What is asked: Retype everything in the listing, leaving each line exactly as it is.
########################################
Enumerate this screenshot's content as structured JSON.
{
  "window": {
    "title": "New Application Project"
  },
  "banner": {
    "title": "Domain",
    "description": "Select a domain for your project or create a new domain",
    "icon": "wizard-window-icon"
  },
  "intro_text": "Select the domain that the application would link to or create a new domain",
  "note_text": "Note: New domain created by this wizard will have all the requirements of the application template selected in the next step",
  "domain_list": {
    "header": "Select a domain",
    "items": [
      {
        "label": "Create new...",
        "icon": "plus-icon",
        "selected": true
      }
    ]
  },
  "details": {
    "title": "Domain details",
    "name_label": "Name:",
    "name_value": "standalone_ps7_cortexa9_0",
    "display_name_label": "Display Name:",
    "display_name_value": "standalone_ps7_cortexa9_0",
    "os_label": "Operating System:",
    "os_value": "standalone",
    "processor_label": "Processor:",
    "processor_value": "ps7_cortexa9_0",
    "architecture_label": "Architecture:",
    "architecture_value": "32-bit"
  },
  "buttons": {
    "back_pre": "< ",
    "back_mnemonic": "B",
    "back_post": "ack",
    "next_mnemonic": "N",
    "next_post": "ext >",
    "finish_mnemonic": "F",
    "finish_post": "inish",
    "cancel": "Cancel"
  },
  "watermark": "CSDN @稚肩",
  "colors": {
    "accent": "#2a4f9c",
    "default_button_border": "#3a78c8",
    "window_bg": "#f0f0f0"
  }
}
########################################
Finished task:
Enumerate this screenshot's content as structured JSON.
{
  "window": {
    "title": "New Application Project"
  },
  "banner": {
    "title": "Domain",
    "description": "Select a domain for your project or create a new domain",
    "icon": "wizard-window-icon"
  },
  "intro_text": "Select the domain that the application would link to or create a new domain",
  "note_text": "Note: New domain created by this wizard will have all the requirements of the application template selected in the next step",
  "domain_list": {
    "header": "Select a domain",
    "items": [
      {
        "label": "Create new...",
        "icon": "plus-icon",
        "selected": true
      }
    ]
  },
  "details": {
    "title": "Domain details",
    "name_label": "Name:",
    "name_value": "standalone_ps7_cortexa9_0",
    "display_name_label": "Display Name:",
    "display_name_value": "standalone_ps7_cortexa9_0",
    "os_label": "Operating System:",
    "os_value": "standalone",
    "processor_label": "Processor:",
    "processor_value": "ps7_cortexa9_0",
    "architecture_label": "Architecture:",
    "architecture_value": "32-bit"
  },
  "buttons": {
    "back_pre": "< ",
    "back_mnemonic": "B",
    "back_post": "ack",
    "next_mnemonic": "N",
    "next_post": "ext >",
    "finish_mnemonic": "F",
    "finish_post": "inish",
    "cancel": "Cancel"
  },
  "watermark": "CSDN @稚肩",
  "colors": {
    "accent": "#2a4f9c",
    "default_button_border": "#3a78c8",
    "window_bg": "#f0f0f0"
  }
}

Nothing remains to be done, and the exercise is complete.